EXERCISE AIM — Identify every line in the records below that contains the word "this", and copy each of those lines.

RECORDS —
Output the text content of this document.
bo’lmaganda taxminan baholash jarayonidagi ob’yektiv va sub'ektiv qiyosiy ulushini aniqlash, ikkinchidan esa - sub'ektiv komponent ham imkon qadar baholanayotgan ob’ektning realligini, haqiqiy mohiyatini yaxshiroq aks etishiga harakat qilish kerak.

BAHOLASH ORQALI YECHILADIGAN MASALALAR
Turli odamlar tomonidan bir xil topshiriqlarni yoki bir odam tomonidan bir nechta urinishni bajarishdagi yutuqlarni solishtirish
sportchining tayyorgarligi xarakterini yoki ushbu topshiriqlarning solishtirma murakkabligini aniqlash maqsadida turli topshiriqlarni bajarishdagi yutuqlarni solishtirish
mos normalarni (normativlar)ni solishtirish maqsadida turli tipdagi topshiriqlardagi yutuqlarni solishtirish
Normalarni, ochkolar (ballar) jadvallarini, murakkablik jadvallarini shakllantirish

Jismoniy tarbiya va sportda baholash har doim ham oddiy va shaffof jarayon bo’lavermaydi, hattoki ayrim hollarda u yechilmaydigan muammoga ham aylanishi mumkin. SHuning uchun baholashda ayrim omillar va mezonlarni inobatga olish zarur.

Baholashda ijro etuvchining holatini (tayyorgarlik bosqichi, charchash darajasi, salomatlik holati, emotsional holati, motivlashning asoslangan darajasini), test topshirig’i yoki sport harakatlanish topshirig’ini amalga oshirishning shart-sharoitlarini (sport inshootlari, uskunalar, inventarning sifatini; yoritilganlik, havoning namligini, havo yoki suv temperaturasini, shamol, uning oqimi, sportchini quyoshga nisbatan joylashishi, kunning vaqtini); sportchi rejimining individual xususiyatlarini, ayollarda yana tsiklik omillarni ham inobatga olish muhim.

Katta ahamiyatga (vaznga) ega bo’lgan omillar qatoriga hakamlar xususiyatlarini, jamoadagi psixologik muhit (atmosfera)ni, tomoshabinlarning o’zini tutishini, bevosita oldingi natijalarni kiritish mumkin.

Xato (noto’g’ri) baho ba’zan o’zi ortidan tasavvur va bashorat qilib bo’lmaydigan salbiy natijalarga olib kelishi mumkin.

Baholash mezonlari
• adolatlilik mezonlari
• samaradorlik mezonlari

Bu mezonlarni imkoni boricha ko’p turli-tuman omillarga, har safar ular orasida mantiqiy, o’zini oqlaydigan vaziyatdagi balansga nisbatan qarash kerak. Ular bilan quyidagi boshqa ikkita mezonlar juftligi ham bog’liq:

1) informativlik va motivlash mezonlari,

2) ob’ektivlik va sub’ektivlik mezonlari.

...

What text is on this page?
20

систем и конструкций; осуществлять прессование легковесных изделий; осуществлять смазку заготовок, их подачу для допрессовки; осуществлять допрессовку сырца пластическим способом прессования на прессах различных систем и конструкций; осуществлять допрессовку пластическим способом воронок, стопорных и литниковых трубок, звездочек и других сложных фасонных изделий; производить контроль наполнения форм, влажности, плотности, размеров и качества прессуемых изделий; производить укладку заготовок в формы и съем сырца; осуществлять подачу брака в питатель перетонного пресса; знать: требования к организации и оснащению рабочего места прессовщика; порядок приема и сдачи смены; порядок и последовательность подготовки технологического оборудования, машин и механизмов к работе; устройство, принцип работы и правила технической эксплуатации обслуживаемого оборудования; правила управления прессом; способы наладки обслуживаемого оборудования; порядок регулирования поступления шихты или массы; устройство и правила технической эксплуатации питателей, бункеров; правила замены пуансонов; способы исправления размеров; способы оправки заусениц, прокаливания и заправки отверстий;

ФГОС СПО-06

==

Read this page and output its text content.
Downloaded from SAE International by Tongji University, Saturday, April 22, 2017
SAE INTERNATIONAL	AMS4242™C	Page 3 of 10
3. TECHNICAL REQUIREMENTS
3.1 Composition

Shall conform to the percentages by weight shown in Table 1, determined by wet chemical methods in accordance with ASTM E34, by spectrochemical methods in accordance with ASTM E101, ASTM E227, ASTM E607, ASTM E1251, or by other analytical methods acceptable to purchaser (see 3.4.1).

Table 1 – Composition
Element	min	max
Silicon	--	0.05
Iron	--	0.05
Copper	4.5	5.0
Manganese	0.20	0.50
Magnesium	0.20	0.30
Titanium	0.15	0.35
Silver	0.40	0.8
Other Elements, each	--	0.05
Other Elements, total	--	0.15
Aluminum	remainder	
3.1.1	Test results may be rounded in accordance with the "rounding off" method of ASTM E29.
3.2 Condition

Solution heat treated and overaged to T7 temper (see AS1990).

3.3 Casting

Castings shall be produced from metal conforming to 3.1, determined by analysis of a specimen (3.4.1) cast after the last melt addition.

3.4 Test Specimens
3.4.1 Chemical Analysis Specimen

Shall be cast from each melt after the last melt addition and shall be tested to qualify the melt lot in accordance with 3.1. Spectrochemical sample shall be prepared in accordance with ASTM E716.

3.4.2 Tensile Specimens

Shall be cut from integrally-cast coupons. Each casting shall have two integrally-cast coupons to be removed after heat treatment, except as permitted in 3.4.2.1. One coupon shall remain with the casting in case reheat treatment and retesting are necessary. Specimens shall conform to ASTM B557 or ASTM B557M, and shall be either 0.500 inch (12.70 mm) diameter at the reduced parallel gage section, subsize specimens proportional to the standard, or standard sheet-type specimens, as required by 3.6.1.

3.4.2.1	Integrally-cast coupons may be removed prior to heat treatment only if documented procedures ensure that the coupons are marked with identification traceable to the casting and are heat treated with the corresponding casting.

RESPONSE BELOW —
Output the text content of this document.
What text is on this page?
Read this page and output its text content.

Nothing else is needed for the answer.